== Segment start ==

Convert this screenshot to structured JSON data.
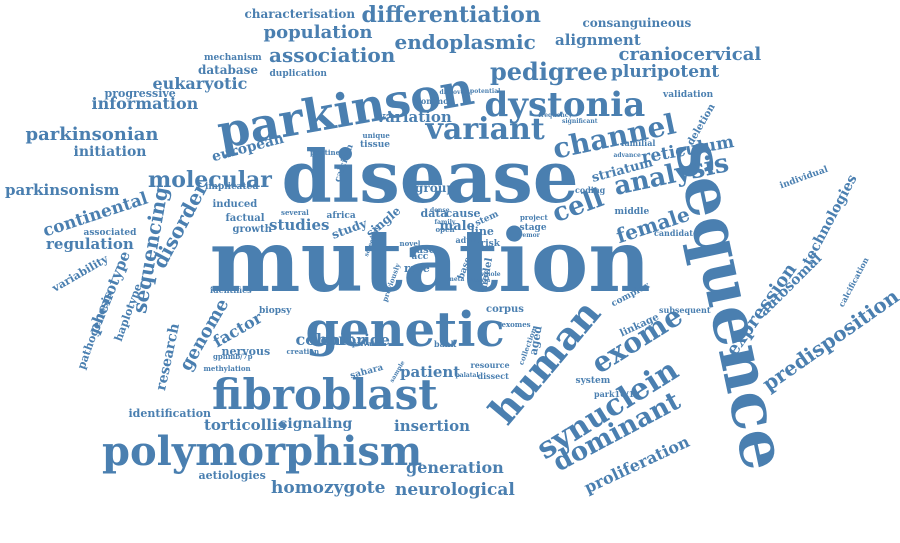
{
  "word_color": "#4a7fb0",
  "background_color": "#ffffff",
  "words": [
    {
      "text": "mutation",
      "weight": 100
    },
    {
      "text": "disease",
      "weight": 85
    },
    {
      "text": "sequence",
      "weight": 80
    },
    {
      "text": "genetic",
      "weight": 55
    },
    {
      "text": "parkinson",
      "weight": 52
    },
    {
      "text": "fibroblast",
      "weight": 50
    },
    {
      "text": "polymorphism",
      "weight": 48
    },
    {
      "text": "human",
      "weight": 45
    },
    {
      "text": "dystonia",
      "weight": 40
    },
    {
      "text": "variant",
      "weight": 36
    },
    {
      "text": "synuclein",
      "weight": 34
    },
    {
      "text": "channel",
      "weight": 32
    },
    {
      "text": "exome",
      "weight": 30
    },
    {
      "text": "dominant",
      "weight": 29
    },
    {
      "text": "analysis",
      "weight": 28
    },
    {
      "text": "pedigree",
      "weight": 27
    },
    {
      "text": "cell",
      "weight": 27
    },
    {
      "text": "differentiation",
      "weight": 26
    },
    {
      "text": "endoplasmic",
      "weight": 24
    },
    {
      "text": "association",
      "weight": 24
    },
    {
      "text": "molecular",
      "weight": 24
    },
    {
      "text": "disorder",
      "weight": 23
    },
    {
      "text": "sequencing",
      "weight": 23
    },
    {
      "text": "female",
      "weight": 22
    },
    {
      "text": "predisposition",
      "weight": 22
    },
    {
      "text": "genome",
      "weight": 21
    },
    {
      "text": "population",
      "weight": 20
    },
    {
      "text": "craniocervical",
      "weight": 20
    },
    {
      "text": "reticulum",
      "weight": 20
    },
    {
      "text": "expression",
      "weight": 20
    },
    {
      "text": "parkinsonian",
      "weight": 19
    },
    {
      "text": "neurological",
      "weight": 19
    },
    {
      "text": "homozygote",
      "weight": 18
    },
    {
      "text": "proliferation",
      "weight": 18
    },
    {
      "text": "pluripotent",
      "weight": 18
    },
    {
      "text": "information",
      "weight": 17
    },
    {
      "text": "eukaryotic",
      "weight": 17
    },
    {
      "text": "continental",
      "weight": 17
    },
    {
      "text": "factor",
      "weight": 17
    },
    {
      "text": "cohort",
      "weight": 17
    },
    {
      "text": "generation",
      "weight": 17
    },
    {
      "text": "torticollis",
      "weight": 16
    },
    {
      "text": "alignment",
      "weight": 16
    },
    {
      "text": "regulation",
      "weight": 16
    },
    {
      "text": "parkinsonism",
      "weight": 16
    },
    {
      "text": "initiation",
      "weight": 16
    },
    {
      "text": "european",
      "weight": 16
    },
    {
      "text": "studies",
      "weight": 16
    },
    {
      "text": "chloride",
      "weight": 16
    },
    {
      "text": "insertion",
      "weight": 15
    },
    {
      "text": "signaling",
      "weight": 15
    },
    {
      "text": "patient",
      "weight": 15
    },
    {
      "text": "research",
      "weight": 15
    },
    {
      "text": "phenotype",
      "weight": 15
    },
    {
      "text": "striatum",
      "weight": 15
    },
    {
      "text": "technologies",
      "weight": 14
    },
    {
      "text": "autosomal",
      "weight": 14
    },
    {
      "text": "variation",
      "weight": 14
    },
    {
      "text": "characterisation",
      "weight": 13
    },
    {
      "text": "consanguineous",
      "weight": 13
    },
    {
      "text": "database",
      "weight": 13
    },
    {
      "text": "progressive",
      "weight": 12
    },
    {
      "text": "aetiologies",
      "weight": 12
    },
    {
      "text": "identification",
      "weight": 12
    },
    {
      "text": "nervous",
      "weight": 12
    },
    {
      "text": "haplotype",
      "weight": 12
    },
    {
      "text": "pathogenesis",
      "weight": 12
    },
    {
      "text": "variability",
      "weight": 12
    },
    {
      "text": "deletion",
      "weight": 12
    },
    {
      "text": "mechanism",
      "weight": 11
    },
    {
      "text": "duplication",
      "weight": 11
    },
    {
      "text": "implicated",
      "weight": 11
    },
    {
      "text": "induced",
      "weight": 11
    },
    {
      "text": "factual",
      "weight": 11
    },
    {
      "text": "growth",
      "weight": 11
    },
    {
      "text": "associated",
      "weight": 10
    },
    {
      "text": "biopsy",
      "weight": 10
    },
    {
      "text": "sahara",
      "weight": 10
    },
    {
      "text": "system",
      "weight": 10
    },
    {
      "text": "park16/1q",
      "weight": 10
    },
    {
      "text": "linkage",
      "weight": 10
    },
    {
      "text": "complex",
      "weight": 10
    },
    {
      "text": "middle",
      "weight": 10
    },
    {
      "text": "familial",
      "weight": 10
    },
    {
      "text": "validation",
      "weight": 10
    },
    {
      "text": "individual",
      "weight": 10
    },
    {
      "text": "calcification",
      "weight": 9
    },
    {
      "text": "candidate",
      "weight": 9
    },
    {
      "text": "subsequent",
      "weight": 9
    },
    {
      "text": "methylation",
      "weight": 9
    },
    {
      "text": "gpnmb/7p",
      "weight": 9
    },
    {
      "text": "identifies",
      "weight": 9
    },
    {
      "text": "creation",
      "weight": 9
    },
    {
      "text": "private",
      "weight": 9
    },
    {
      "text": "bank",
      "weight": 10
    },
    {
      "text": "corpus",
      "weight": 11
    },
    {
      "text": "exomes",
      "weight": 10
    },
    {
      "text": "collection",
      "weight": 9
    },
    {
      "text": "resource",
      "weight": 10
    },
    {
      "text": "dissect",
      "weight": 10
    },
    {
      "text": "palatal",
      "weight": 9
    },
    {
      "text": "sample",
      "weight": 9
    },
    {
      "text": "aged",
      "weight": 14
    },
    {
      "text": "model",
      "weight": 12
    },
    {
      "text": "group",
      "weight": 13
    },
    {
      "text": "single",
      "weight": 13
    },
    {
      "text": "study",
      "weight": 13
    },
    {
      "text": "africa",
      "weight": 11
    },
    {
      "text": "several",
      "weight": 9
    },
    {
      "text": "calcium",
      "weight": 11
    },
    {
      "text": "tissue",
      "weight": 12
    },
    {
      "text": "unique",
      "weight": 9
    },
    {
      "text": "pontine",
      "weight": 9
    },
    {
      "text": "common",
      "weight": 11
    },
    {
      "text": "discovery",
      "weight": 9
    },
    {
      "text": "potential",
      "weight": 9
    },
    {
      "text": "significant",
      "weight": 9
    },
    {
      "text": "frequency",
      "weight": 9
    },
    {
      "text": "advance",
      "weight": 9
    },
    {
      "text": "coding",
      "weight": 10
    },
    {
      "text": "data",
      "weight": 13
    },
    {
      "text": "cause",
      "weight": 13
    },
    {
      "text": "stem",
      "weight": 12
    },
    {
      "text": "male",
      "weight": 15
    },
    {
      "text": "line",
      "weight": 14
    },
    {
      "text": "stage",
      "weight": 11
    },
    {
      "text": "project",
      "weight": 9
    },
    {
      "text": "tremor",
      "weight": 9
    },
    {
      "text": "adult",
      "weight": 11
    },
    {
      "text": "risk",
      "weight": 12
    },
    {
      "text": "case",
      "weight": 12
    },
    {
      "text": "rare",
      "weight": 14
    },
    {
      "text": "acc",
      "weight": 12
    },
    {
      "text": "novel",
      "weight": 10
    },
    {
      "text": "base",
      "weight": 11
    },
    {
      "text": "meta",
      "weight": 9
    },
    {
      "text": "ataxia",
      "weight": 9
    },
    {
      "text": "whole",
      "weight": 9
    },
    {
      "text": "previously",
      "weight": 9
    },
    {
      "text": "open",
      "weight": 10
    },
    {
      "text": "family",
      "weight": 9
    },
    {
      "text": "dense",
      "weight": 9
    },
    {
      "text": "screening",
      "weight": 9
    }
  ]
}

== Segment end ==
== Segment start ==

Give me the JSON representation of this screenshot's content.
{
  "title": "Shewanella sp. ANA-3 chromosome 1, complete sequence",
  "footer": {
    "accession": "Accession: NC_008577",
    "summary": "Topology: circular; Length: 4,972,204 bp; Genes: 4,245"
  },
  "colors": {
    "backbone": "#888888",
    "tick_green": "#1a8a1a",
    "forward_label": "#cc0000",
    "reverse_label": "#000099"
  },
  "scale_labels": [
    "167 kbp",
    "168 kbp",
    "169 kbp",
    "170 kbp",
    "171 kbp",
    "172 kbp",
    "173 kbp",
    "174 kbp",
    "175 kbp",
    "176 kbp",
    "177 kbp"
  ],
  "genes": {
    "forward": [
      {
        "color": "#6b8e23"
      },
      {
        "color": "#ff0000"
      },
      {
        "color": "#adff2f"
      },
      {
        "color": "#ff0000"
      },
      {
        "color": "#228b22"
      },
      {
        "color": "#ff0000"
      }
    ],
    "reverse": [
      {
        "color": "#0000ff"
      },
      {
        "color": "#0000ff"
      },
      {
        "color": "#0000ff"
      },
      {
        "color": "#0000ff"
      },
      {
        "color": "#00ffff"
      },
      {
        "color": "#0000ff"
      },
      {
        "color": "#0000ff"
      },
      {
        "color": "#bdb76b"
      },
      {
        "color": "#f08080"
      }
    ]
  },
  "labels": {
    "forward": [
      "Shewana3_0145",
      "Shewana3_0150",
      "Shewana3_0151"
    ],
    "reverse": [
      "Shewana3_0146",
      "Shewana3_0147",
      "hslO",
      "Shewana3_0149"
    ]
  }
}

== Segment end ==

ACTION ITEM -
Which lines of the records above contain the word "screenshot"? Report each one.

YOUR SOLUTION -
Convert this screenshot to structured JSON data.
Give me the JSON representation of this screenshot's content.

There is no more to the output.